** Begin Data lines **

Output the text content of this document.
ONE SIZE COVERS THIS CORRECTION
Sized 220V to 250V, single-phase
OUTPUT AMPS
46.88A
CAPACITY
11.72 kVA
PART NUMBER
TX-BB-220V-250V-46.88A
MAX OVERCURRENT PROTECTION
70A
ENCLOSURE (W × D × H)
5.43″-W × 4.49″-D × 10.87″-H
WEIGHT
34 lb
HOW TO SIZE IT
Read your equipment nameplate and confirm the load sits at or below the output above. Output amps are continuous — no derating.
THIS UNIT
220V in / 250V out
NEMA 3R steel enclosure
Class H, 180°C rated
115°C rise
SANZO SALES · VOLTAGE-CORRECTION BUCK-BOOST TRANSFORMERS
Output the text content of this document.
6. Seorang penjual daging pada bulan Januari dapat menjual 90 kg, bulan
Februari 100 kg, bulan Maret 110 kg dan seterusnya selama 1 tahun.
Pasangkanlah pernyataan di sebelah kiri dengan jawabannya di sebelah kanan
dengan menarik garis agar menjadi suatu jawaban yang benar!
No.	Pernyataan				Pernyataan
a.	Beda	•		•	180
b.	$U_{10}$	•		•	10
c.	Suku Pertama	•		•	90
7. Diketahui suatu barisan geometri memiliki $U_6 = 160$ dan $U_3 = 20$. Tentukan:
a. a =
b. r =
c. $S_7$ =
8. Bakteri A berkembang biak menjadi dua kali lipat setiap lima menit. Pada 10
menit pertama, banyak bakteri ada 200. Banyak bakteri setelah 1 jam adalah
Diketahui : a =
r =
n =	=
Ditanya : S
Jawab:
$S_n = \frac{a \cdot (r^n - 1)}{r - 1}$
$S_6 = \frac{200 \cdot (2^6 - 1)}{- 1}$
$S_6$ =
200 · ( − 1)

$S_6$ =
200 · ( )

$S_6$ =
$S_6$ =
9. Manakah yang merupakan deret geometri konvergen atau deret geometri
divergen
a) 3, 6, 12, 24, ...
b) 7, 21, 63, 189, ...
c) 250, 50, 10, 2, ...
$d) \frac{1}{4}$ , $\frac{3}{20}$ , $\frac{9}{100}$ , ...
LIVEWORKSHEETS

** End Data lines **
** Begin Data lines **

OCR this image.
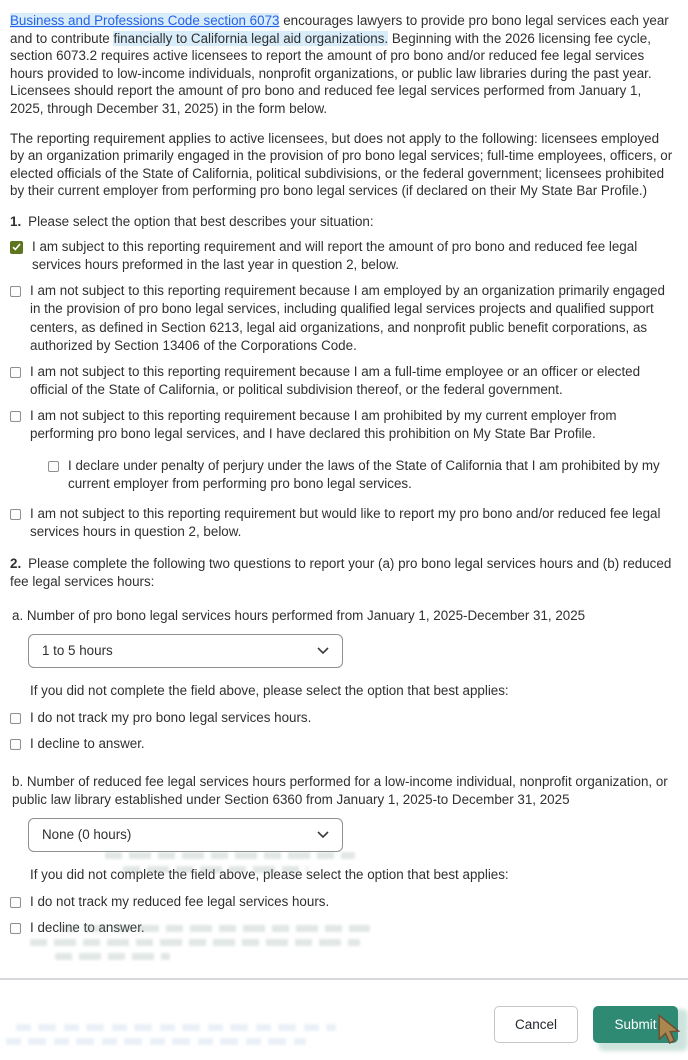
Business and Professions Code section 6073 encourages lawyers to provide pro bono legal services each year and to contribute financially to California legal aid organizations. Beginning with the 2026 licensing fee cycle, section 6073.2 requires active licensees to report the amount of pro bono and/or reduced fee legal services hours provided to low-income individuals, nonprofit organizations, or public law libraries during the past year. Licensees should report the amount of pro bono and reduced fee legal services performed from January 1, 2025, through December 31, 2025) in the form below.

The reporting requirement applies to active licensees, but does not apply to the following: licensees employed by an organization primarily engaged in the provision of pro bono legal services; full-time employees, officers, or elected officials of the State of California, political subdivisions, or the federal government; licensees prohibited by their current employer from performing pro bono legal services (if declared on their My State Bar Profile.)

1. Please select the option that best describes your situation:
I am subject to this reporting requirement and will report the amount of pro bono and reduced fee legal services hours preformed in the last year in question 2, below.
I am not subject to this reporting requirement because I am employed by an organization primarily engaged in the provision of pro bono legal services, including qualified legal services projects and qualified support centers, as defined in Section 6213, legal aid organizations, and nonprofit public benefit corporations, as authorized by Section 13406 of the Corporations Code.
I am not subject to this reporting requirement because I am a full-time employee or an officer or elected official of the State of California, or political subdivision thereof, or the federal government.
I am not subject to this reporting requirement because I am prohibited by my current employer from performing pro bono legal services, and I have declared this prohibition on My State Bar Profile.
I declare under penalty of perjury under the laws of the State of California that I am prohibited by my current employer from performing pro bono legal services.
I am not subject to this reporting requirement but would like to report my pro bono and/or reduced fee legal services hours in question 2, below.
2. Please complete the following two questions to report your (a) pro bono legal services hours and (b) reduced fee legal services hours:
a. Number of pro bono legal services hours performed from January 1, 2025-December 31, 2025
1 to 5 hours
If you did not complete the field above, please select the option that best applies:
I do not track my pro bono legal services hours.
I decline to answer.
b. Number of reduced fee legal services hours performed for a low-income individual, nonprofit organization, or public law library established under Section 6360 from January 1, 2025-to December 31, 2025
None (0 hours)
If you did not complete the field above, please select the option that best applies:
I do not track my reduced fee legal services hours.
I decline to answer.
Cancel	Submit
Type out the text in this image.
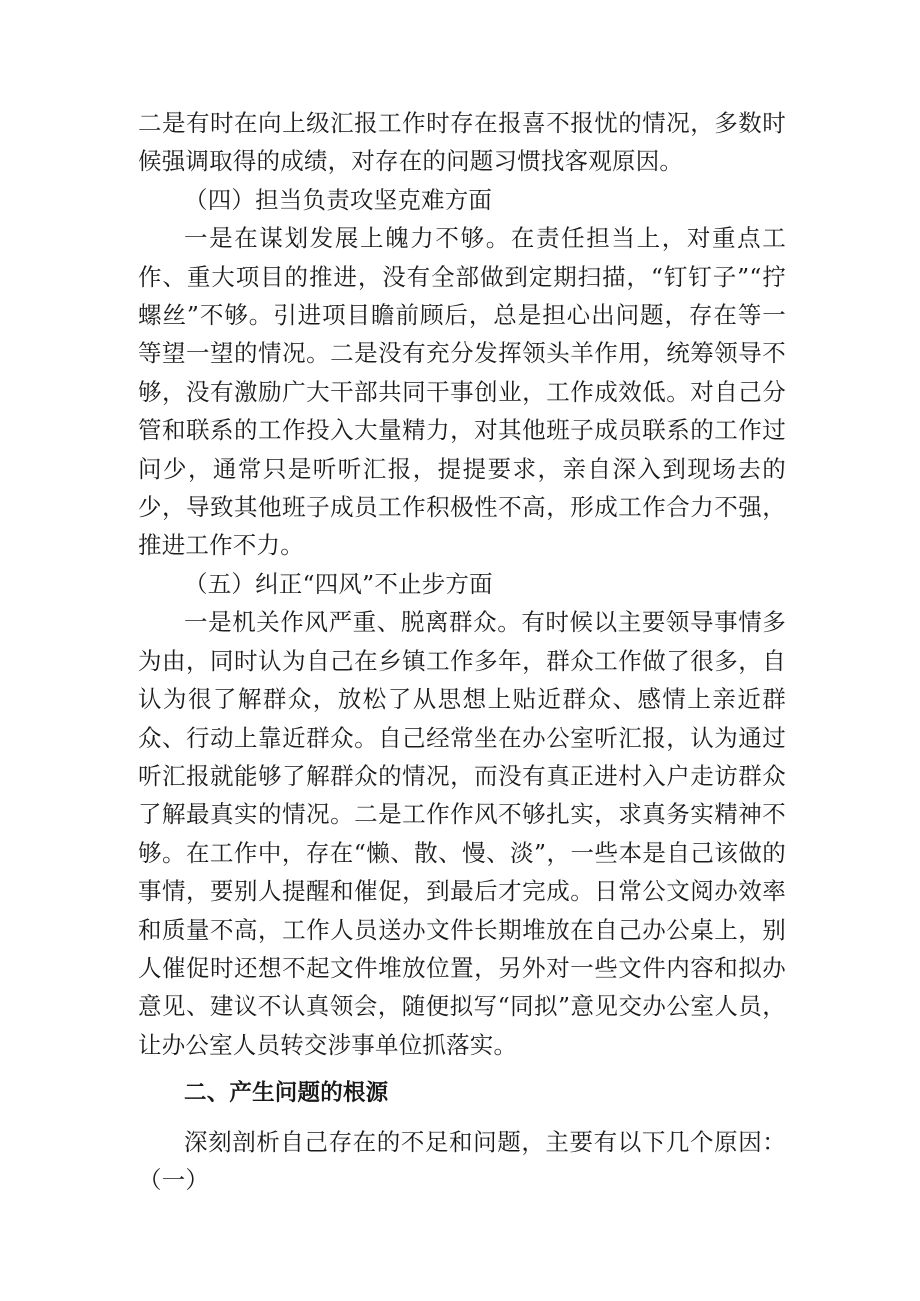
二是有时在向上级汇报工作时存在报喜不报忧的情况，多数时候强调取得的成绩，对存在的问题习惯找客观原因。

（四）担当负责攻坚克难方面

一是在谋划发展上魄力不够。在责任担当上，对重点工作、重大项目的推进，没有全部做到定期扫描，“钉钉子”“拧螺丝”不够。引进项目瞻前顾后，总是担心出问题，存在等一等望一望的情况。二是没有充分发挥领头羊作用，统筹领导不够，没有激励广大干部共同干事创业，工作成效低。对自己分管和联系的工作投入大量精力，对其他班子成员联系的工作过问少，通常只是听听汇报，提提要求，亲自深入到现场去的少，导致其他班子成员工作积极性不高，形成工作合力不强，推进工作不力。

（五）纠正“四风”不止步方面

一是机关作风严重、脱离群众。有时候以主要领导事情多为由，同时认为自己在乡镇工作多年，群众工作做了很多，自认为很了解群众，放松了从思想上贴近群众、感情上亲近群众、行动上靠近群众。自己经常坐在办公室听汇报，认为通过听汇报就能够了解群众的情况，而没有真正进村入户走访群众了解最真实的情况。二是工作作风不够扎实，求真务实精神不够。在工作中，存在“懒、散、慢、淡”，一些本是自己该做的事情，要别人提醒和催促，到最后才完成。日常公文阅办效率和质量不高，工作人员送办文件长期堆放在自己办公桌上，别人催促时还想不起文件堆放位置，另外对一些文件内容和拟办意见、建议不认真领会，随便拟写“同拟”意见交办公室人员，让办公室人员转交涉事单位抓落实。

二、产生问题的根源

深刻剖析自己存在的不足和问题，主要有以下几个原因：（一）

** End Data lines **

* What you will do: Copy every line from the records above that contains the word "suatu".

* Completed task:
dengan menarik garis agar menjadi suatu jawaban yang benar!
7. Diketahui suatu barisan geometri memiliki $U_6 = 160$ dan $U_3 = 20$. Tentukan:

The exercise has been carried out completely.